Pull out every line below holding the word "forma".
::::::::::
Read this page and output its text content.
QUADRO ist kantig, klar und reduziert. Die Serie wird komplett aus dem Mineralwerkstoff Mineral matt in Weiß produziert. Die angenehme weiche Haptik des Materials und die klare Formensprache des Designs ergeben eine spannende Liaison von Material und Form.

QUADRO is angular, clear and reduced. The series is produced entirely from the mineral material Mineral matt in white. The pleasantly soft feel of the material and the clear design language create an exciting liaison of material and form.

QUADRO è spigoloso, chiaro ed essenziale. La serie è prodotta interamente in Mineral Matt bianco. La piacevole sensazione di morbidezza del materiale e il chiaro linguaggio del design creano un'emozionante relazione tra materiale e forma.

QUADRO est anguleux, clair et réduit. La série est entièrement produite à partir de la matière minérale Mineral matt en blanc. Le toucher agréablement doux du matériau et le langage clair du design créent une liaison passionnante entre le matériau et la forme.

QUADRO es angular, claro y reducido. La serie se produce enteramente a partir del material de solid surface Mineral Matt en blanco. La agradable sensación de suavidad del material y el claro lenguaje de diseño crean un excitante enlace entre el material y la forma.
::::::::::
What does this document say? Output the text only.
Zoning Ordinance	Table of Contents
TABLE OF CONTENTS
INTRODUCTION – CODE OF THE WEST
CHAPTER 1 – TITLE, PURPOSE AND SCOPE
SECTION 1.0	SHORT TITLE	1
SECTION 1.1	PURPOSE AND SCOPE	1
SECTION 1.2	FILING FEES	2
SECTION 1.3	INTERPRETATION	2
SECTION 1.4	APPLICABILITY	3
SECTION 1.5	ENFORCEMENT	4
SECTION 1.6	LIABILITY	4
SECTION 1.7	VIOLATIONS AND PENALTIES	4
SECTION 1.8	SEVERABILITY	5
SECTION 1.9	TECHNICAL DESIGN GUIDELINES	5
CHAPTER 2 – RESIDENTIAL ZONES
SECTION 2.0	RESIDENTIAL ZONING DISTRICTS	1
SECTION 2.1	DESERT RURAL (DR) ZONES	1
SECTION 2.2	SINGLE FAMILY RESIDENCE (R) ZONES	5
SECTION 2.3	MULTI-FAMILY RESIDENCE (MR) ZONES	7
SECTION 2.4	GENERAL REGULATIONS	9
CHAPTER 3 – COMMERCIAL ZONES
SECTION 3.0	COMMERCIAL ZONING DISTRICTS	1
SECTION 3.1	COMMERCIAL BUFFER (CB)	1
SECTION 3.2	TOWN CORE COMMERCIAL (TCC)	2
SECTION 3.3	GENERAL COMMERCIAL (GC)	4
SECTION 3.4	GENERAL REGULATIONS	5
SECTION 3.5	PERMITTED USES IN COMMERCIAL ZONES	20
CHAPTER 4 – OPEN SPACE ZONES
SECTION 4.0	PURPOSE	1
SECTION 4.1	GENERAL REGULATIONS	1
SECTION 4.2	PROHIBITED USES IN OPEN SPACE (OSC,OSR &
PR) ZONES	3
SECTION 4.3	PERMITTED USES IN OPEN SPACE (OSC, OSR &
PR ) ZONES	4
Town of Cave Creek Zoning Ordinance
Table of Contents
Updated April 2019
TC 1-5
::::::::::
_The response_:
QUADRO è spigoloso, chiaro ed essenziale. La serie è prodotta interamente in Mineral Matt bianco. La piacevole sensazione di morbidezza del materiale e il chiaro linguaggio del design creano un'emozionante relazione tra materiale e forma.
QUADRO es angular, claro y reducido. La serie se produce enteramente a partir del material de solid surface Mineral Matt en blanco. La agradable sensación de suavidad del material y el claro lenguaje de diseño crean un excitante enlace entre el material y la forma.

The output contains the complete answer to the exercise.